§ RECORDS TO PROCESS:
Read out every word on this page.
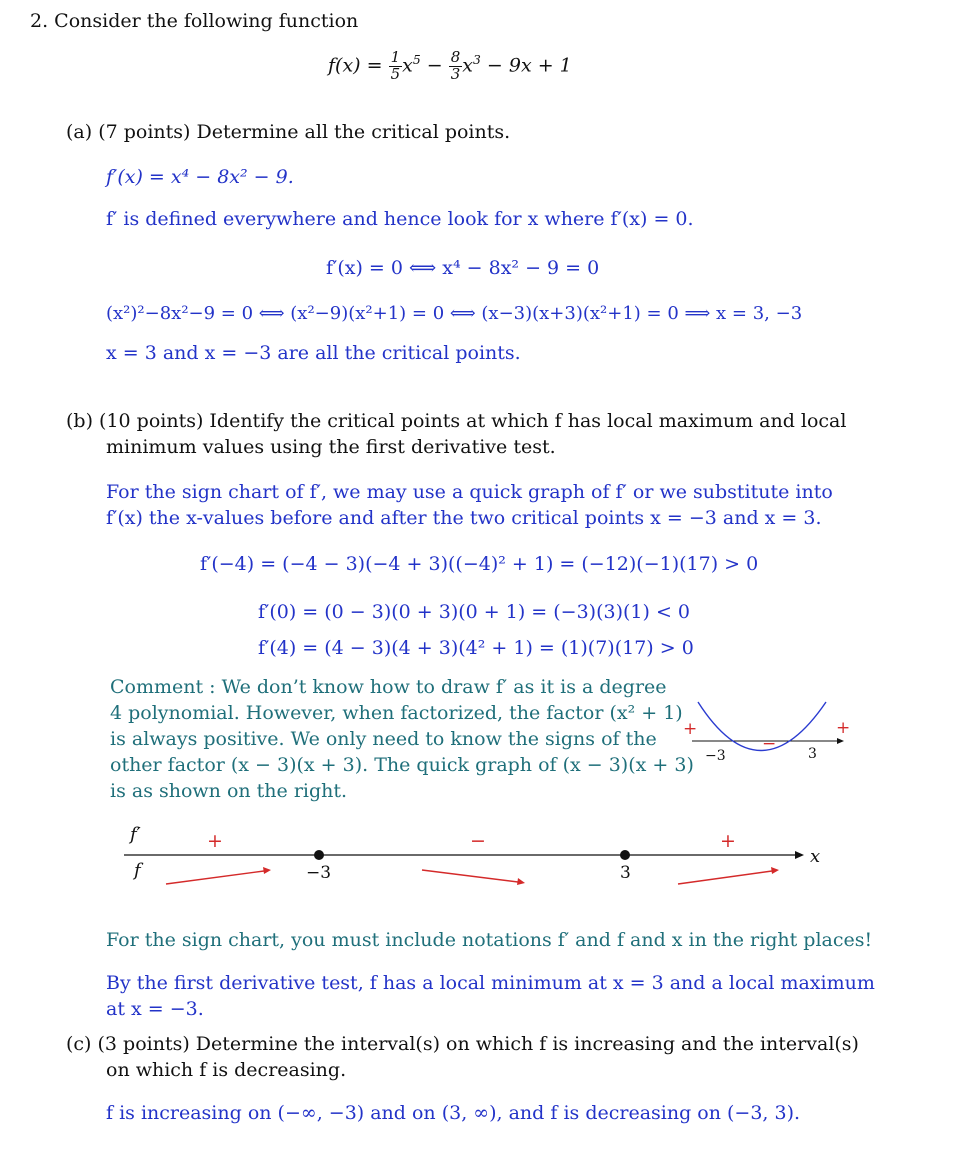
2. Consider the following function
$f(x) = \frac{1}{5} x^5 - \frac{8}{3} x^3 - 9x + 1$
(a) (7 points) Determine all the critical points.
f′(x) = x⁴ − 8x² − 9.
f′ is defined everywhere and hence look for x where f′(x) = 0.
f′(x) = 0 ⟺ x⁴ − 8x² − 9 = 0
(x²)²−8x²−9 = 0 ⟺ (x²−9)(x²+1) = 0 ⟺ (x−3)(x+3)(x²+1) = 0 ⟹ x = 3, −3
x = 3 and x = −3 are all the critical points.
(b) (10 points) Identify the critical points at which f has local maximum and local
minimum values using the first derivative test.
For the sign chart of f′, we may use a quick graph of f′ or we substitute into
f′(x) the x-values before and after the two critical points x = −3 and x = 3.
f′(−4) = (−4 − 3)(−4 + 3)((−4)² + 1) = (−12)(−1)(17) > 0
f′(0) = (0 − 3)(0 + 3)(0 + 1) = (−3)(3)(1) < 0
f′(4) = (4 − 3)(4 + 3)(4² + 1) = (1)(7)(17) > 0
Comment : We don’t know how to draw f′ as it is a degree
4 polynomial. However, when factorized, the factor (x² + 1)
is always positive. We only need to know the signs of the
other factor (x − 3)(x + 3). The quick graph of (x − 3)(x + 3)
is as shown on the right.
+
−
+
−3	3
f′
f
x
+	−	+
−3	3
For the sign chart, you must include notations f′ and f and x in the right places!
By the first derivative test, f has a local minimum at x = 3 and a local maximum
at x = −3.
(c) (3 points) Determine the interval(s) on which f is increasing and the interval(s)
on which f is decreasing.
f is increasing on (−∞, −3) and on (3, ∞), and f is decreasing on (−3, 3).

§ EXERCISE TASK: Set each line of the records down exactly, leaving every picture out.

§ RESPONSE TO THE EXERCISE:
Read out every word on this page.
2. Consider the following function
$f(x) = \frac{1}{5} x^5 - \frac{8}{3} x^3 - 9x + 1$
(a) (7 points) Determine all the critical points.
f′(x) = x⁴ − 8x² − 9.
f′ is defined everywhere and hence look for x where f′(x) = 0.
f′(x) = 0 ⟺ x⁴ − 8x² − 9 = 0
(x²)²−8x²−9 = 0 ⟺ (x²−9)(x²+1) = 0 ⟺ (x−3)(x+3)(x²+1) = 0 ⟹ x = 3, −3
x = 3 and x = −3 are all the critical points.
(b) (10 points) Identify the critical points at which f has local maximum and local
minimum values using the first derivative test.
For the sign chart of f′, we may use a quick graph of f′ or we substitute into
f′(x) the x-values before and after the two critical points x = −3 and x = 3.
f′(−4) = (−4 − 3)(−4 + 3)((−4)² + 1) = (−12)(−1)(17) > 0
f′(0) = (0 − 3)(0 + 3)(0 + 1) = (−3)(3)(1) < 0
f′(4) = (4 − 3)(4 + 3)(4² + 1) = (1)(7)(17) > 0
Comment : We don’t know how to draw f′ as it is a degree
4 polynomial. However, when factorized, the factor (x² + 1)
is always positive. We only need to know the signs of the
other factor (x − 3)(x + 3). The quick graph of (x − 3)(x + 3)
is as shown on the right.
+
−
+
−3	3
f′
f
x
+	−	+
−3	3
For the sign chart, you must include notations f′ and f and x in the right places!
By the first derivative test, f has a local minimum at x = 3 and a local maximum
at x = −3.
(c) (3 points) Determine the interval(s) on which f is increasing and the interval(s)
on which f is decreasing.
f is increasing on (−∞, −3) and on (3, ∞), and f is decreasing on (−3, 3).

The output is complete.